DATA SUPPLIED:
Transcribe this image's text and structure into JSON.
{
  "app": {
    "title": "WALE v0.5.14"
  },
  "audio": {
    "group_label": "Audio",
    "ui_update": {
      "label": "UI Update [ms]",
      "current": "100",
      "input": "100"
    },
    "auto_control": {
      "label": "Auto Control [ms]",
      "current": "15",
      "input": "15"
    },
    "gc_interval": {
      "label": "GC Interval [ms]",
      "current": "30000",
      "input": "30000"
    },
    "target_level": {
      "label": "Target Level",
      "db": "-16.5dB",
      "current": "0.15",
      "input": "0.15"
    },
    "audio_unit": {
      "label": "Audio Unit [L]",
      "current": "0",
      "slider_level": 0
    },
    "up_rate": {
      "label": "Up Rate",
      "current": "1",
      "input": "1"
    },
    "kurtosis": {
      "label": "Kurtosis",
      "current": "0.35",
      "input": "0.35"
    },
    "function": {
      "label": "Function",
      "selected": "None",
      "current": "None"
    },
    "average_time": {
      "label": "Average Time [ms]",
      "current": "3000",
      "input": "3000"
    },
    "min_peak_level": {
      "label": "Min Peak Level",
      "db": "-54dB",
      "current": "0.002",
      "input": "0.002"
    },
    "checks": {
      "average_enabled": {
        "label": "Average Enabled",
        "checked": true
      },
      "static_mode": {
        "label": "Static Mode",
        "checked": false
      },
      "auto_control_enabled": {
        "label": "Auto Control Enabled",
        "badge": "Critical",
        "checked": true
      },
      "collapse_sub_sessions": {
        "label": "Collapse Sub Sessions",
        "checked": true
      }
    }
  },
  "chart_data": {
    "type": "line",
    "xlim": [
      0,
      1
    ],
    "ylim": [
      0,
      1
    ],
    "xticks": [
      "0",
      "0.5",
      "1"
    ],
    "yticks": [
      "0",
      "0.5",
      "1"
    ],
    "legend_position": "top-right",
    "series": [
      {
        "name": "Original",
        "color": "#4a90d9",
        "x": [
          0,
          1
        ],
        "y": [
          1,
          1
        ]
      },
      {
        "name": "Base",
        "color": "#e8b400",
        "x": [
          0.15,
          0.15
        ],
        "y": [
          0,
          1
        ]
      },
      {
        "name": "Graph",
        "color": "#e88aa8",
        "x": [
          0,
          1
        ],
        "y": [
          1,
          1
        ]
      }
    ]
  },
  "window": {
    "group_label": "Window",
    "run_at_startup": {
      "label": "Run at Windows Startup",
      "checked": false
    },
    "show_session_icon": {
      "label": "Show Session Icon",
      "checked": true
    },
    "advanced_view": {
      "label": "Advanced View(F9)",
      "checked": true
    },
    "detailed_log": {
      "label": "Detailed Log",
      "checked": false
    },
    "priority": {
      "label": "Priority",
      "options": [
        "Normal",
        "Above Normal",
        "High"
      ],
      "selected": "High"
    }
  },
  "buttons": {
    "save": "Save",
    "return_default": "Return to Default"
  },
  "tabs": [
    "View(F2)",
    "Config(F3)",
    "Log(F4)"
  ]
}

SHORT PROBLEM: Where a line above includes "input", copy that line.

RESPONSE FOR THIS EXERCISE:
      "input": "100"
      "input": "15"
      "input": "30000"
      "input": "0.15"
      "input": "1"
      "input": "0.35"
      "input": "3000"
      "input": "0.002"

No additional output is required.